■ What is required
Lay out every line of the records below as a numbered list, leaving out any blank lines.

Records from a data collection:
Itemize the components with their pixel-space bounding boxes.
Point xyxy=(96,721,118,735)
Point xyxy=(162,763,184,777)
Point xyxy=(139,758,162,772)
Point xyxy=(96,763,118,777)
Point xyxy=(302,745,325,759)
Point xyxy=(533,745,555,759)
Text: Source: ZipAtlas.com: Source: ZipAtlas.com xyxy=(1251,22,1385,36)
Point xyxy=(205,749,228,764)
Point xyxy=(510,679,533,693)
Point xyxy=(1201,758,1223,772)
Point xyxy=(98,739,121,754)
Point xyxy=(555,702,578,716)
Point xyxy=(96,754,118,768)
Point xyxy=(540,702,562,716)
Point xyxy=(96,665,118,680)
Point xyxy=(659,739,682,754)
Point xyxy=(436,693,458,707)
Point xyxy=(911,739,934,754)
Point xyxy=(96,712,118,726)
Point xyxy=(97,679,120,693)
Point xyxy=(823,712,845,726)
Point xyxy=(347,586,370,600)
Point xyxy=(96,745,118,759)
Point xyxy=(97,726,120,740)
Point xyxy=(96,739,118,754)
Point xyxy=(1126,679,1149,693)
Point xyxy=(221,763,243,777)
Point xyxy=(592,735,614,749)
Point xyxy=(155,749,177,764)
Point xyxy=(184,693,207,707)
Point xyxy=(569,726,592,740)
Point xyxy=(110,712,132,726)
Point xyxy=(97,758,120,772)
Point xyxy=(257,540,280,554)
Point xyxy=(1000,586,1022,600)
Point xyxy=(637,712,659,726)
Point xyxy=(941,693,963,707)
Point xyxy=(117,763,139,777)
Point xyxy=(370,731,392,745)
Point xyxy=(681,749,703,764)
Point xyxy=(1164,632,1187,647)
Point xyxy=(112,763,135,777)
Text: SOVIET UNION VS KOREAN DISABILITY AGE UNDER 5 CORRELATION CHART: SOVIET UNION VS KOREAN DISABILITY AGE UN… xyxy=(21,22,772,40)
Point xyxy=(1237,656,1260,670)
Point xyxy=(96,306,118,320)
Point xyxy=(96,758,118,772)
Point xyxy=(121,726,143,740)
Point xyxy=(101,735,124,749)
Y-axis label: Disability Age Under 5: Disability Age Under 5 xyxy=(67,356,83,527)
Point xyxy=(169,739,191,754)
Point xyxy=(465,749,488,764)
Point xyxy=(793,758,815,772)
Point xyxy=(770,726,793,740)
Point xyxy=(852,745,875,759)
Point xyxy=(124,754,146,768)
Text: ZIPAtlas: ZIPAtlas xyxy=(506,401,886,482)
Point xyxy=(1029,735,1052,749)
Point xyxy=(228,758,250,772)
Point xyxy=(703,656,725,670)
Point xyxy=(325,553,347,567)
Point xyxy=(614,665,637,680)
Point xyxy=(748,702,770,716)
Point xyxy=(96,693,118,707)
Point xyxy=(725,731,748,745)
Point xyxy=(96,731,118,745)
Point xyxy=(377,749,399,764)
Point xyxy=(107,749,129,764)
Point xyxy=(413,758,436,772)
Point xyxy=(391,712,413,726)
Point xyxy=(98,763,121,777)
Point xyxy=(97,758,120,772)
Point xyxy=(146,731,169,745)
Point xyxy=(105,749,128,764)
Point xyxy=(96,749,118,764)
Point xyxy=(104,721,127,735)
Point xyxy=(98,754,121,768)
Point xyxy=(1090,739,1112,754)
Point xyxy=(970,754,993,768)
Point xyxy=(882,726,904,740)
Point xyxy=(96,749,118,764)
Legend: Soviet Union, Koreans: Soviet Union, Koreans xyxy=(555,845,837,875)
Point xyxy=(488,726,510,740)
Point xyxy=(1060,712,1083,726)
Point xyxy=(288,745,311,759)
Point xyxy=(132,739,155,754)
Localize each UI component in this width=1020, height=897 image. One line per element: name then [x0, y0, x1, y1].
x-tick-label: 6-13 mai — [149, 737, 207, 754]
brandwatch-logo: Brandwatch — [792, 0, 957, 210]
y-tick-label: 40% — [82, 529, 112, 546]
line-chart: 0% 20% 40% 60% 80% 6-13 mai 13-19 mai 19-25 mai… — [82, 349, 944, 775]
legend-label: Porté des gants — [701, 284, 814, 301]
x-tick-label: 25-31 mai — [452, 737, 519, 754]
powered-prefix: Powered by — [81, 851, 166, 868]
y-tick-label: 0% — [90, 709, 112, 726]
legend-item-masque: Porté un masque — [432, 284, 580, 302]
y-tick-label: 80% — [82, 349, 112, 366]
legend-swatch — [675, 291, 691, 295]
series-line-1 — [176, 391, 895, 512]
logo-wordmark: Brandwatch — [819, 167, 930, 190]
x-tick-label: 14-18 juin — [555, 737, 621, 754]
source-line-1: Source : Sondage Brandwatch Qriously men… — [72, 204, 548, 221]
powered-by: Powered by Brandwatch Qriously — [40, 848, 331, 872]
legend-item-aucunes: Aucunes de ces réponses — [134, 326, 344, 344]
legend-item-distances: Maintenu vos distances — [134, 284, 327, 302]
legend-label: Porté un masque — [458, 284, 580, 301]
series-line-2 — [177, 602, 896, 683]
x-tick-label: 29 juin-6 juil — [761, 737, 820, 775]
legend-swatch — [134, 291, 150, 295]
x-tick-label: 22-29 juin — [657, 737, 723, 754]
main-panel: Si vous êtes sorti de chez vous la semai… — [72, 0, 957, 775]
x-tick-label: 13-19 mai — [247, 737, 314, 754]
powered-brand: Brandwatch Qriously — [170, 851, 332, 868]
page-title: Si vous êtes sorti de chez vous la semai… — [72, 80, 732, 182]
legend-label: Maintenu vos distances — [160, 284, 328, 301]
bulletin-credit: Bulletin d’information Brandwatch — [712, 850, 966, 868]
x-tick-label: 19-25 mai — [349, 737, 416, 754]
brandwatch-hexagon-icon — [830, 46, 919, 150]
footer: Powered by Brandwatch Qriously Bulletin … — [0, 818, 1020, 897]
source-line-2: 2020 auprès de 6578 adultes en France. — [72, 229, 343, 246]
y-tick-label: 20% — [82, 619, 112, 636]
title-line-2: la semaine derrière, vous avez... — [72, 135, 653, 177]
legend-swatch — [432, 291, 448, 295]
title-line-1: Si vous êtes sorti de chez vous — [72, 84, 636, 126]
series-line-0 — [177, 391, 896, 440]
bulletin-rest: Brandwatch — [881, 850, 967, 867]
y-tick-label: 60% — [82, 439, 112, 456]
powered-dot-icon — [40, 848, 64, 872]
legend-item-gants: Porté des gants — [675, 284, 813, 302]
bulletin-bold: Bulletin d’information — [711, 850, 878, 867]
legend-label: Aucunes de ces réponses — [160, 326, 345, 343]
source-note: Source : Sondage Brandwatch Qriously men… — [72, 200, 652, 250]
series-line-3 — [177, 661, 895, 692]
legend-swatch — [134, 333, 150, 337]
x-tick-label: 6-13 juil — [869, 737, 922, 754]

■ Written response
1. Itemize the components with their pixel-space bounding boxes.
2. Point xyxy=(96,721,118,735)
3. Point xyxy=(162,763,184,777)
4. Point xyxy=(139,758,162,772)
5. Point xyxy=(96,763,118,777)
6. Point xyxy=(302,745,325,759)
7. Point xyxy=(533,745,555,759)
8. Text: Source: ZipAtlas.com: Source: ZipAtlas.com xyxy=(1251,22,1385,36)
9. Point xyxy=(205,749,228,764)
10. Point xyxy=(510,679,533,693)
11. Point xyxy=(1201,758,1223,772)
12. Point xyxy=(98,739,121,754)
13. Point xyxy=(555,702,578,716)
14. Point xyxy=(96,754,118,768)
15. Point xyxy=(540,702,562,716)
16. Point xyxy=(96,665,118,680)
17. Point xyxy=(659,739,682,754)
18. Point xyxy=(436,693,458,707)
19. Point xyxy=(911,739,934,754)
20. Point xyxy=(96,712,118,726)
21. Point xyxy=(97,679,120,693)
22. Point xyxy=(823,712,845,726)
23. Point xyxy=(347,586,370,600)
24. Point xyxy=(96,745,118,759)
25. Point xyxy=(97,726,120,740)
26. Point xyxy=(96,739,118,754)
27. Point xyxy=(1126,679,1149,693)
28. Point xyxy=(221,763,243,777)
29. Point xyxy=(592,735,614,749)
30. Point xyxy=(155,749,177,764)
31. Point xyxy=(184,693,207,707)
32. Point xyxy=(569,726,592,740)
33. Point xyxy=(110,712,132,726)
34. Point xyxy=(97,758,120,772)
35. Point xyxy=(257,540,280,554)
36. Point xyxy=(1000,586,1022,600)
37. Point xyxy=(637,712,659,726)
38. Point xyxy=(941,693,963,707)
39. Point xyxy=(117,763,139,777)
40. Point xyxy=(370,731,392,745)
41. Point xyxy=(681,749,703,764)
42. Point xyxy=(1164,632,1187,647)
43. Point xyxy=(112,763,135,777)
44. Text: SOVIET UNION VS KOREAN DISABILITY AGE UNDER 5 CORRELATION CHART: SOVIET UNION VS KOREAN DISABILITY AGE UN… xyxy=(21,22,772,40)
45. Point xyxy=(1237,656,1260,670)
46. Point xyxy=(96,306,118,320)
47. Point xyxy=(96,758,118,772)
48. Point xyxy=(121,726,143,740)
49. Point xyxy=(101,735,124,749)
50. Y-axis label: Disability Age Under 5: Disability Age Under 5 xyxy=(67,356,83,527)
51. Point xyxy=(169,739,191,754)
52. Point xyxy=(465,749,488,764)
53. Point xyxy=(793,758,815,772)
54. Point xyxy=(770,726,793,740)
55. Point xyxy=(852,745,875,759)
56. Point xyxy=(124,754,146,768)
57. Text: ZIPAtlas: ZIPAtlas xyxy=(506,401,886,482)
58. Point xyxy=(1029,735,1052,749)
59. Point xyxy=(228,758,250,772)
60. Point xyxy=(703,656,725,670)
61. Point xyxy=(325,553,347,567)
62. Point xyxy=(614,665,637,680)
63. Point xyxy=(748,702,770,716)
64. Point xyxy=(96,693,118,707)
65. Point xyxy=(725,731,748,745)
66. Point xyxy=(96,731,118,745)
67. Point xyxy=(377,749,399,764)
68. Point xyxy=(107,749,129,764)
69. Point xyxy=(413,758,436,772)
70. Point xyxy=(391,712,413,726)
71. Point xyxy=(98,763,121,777)
72. Point xyxy=(97,758,120,772)
73. Point xyxy=(146,731,169,745)
74. Point xyxy=(105,749,128,764)
75. Point xyxy=(96,749,118,764)
76. Point xyxy=(104,721,127,735)
77. Point xyxy=(98,754,121,768)
78. Point xyxy=(1090,739,1112,754)
79. Point xyxy=(970,754,993,768)
80. Point xyxy=(882,726,904,740)
81. Point xyxy=(96,749,118,764)
82. Legend: Soviet Union, Koreans: Soviet Union, Koreans xyxy=(555,845,837,875)
83. Point xyxy=(488,726,510,740)
84. Point xyxy=(1060,712,1083,726)
85. Point xyxy=(288,745,311,759)
86. Point xyxy=(132,739,155,754)
87. Localize each UI component in this width=1020, height=897 image. One line per element: name then [x0, y0, x1, y1].
88. x-tick-label: 6-13 mai — [149, 737, 207, 754]
89. brandwatch-logo: Brandwatch — [792, 0, 957, 210]
90. y-tick-label: 40% — [82, 529, 112, 546]
91. line-chart: 0% 20% 40% 60% 80% 6-13 mai 13-19 mai 19-25 mai… — [82, 349, 944, 775]
92. legend-label: Porté des gants — [701, 284, 814, 301]
93. x-tick-label: 25-31 mai — [452, 737, 519, 754]
94. powered-prefix: Powered by — [81, 851, 166, 868]
95. y-tick-label: 0% — [90, 709, 112, 726]
96. legend-item-masque: Porté un masque — [432, 284, 580, 302]
97. y-tick-label: 80% — [82, 349, 112, 366]
98. legend-swatch — [675, 291, 691, 295]
99. series-line-1 — [176, 391, 895, 512]
100. logo-wordmark: Brandwatch — [819, 167, 930, 190]
101. x-tick-label: 14-18 juin — [555, 737, 621, 754]
102. source-line-1: Source : Sondage Brandwatch Qriously men… — [72, 204, 548, 221]
103. powered-by: Powered by Brandwatch Qriously — [40, 848, 331, 872]
104. legend-item-aucunes: Aucunes de ces réponses — [134, 326, 344, 344]
105. legend-item-distances: Maintenu vos distances — [134, 284, 327, 302]
106. legend-label: Porté un masque — [458, 284, 580, 301]
107. series-line-2 — [177, 602, 896, 683]
108. x-tick-label: 29 juin-6 juil — [761, 737, 820, 775]
109. legend-swatch — [134, 291, 150, 295]
110. x-tick-label: 22-29 juin — [657, 737, 723, 754]
111. main-panel: Si vous êtes sorti de chez vous la semai… — [72, 0, 957, 775]
112. x-tick-label: 13-19 mai — [247, 737, 314, 754]
113. powered-brand: Brandwatch Qriously — [170, 851, 332, 868]
114. page-title: Si vous êtes sorti de chez vous la semai… — [72, 80, 732, 182]
115. legend-label: Maintenu vos distances — [160, 284, 328, 301]
116. bulletin-credit: Bulletin d’information Brandwatch — [712, 850, 966, 868]
117. x-tick-label: 19-25 mai — [349, 737, 416, 754]
118. brandwatch-hexagon-icon — [830, 46, 919, 150]
119. footer: Powered by Brandwatch Qriously Bulletin … — [0, 818, 1020, 897]
120. source-line-2: 2020 auprès de 6578 adultes en France. — [72, 229, 343, 246]
121. y-tick-label: 20% — [82, 619, 112, 636]
122. title-line-2: la semaine derrière, vous avez... — [72, 135, 653, 177]
123. legend-swatch — [432, 291, 448, 295]
124. title-line-1: Si vous êtes sorti de chez vous — [72, 84, 636, 126]
125. series-line-0 — [177, 391, 896, 440]
126. bulletin-rest: Brandwatch — [881, 850, 967, 867]
127. y-tick-label: 60% — [82, 439, 112, 456]
128. powered-dot-icon — [40, 848, 64, 872]
129. legend-item-gants: Porté des gants — [675, 284, 813, 302]
130. bulletin-bold: Bulletin d’information — [711, 850, 878, 867]
131. legend-label: Aucunes de ces réponses — [160, 326, 345, 343]
132. source-note: Source : Sondage Brandwatch Qriously men… — [72, 200, 652, 250]
133. series-line-3 — [177, 661, 895, 692]
134. legend-swatch — [134, 333, 150, 337]
135. x-tick-label: 6-13 juil — [869, 737, 922, 754]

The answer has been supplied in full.